# Start of MATERIAL

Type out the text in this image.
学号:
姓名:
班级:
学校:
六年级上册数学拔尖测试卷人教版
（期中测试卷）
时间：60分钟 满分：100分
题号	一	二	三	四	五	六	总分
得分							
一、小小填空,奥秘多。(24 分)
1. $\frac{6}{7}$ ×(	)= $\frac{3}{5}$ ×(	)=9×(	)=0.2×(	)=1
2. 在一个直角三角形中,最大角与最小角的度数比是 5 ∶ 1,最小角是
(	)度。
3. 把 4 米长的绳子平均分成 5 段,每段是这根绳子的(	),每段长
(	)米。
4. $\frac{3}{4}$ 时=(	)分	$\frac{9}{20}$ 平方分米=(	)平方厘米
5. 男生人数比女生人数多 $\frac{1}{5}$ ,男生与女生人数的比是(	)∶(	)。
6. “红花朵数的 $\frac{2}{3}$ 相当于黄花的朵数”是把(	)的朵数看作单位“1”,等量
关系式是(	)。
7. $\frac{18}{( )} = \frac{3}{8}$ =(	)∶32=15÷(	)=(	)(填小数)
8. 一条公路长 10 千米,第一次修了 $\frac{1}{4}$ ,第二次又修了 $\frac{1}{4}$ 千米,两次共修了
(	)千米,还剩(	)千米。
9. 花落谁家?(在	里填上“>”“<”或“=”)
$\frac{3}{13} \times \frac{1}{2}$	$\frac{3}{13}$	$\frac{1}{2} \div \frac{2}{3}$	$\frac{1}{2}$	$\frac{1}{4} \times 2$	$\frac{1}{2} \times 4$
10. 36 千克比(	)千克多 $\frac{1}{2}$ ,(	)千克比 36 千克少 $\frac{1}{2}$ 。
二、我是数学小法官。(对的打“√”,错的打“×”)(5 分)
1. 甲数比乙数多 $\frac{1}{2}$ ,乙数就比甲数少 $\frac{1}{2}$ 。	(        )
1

# End of MATERIAL

## INSTRUCTION
Reproduce the records in full, exactly as written.

## COMPLETED TASK
Type out the text in this image.
学号:
姓名:
班级:
学校:
六年级上册数学拔尖测试卷人教版
（期中测试卷）
时间：60分钟 满分：100分
题号	一	二	三	四	五	六	总分
得分							
一、小小填空,奥秘多。(24 分)
1. $\frac{6}{7}$ ×(	)= $\frac{3}{5}$ ×(	)=9×(	)=0.2×(	)=1
2. 在一个直角三角形中,最大角与最小角的度数比是 5 ∶ 1,最小角是
(	)度。
3. 把 4 米长的绳子平均分成 5 段,每段是这根绳子的(	),每段长
(	)米。
4. $\frac{3}{4}$ 时=(	)分	$\frac{9}{20}$ 平方分米=(	)平方厘米
5. 男生人数比女生人数多 $\frac{1}{5}$ ,男生与女生人数的比是(	)∶(	)。
6. “红花朵数的 $\frac{2}{3}$ 相当于黄花的朵数”是把(	)的朵数看作单位“1”,等量
关系式是(	)。
7. $\frac{18}{( )} = \frac{3}{8}$ =(	)∶32=15÷(	)=(	)(填小数)
8. 一条公路长 10 千米,第一次修了 $\frac{1}{4}$ ,第二次又修了 $\frac{1}{4}$ 千米,两次共修了
(	)千米,还剩(	)千米。
9. 花落谁家?(在	里填上“>”“<”或“=”)
$\frac{3}{13} \times \frac{1}{2}$	$\frac{3}{13}$	$\frac{1}{2} \div \frac{2}{3}$	$\frac{1}{2}$	$\frac{1}{4} \times 2$	$\frac{1}{2} \times 4$
10. 36 千克比(	)千克多 $\frac{1}{2}$ ,(	)千克比 36 千克少 $\frac{1}{2}$ 。
二、我是数学小法官。(对的打“√”,错的打“×”)(5 分)
1. 甲数比乙数多 $\frac{1}{2}$ ,乙数就比甲数少 $\frac{1}{2}$ 。	(        )
1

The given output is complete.